++++ DATASET RECORDS ++++
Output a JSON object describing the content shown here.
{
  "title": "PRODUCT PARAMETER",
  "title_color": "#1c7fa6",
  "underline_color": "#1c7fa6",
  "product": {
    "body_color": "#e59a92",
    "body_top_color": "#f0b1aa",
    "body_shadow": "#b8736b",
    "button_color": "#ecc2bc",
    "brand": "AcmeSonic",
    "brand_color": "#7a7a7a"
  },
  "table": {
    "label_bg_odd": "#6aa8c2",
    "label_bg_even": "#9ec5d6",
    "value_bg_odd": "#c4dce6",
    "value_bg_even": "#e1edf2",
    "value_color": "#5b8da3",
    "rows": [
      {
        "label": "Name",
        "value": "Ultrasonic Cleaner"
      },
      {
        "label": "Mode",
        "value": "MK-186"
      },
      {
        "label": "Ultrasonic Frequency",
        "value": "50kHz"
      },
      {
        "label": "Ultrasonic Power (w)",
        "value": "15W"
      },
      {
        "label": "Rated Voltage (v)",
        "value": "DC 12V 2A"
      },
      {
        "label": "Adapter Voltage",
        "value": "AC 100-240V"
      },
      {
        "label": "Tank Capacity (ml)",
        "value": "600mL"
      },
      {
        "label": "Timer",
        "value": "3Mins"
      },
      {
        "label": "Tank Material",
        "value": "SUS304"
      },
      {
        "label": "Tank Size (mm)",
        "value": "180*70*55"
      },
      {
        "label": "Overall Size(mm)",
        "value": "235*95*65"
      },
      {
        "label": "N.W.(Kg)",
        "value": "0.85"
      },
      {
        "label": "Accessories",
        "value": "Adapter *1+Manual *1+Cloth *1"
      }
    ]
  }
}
++++
> [YOUR INSTRUCTIONS]: Give the number of lines in the data that contain "Tank", with no other words.

> [RESPONSE]: 3